[What this task involves]:
Locate the word "name" in the entries below, then gather every line that holds it.

[Exercise inputs]:

>> begin

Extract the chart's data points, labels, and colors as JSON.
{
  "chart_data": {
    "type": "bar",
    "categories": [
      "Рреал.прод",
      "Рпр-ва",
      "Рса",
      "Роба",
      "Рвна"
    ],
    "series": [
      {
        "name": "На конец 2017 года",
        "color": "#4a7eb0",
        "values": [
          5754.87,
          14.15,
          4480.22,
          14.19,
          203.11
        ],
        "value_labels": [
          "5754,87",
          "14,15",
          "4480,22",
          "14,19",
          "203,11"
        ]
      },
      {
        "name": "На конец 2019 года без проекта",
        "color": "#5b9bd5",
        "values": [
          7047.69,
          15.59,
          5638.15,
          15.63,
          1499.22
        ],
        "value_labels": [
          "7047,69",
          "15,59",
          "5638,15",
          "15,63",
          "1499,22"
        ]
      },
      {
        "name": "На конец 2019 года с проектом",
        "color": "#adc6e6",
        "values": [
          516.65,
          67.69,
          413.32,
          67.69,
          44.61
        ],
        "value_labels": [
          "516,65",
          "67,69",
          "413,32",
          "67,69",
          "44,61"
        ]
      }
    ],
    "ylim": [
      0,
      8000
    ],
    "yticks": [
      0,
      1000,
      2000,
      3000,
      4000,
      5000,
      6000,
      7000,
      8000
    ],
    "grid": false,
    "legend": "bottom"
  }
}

>> end

[The response]:
        "name": "На конец 2017 года",
        "name": "На конец 2019 года без проекта",
        "name": "На конец 2019 года с проектом",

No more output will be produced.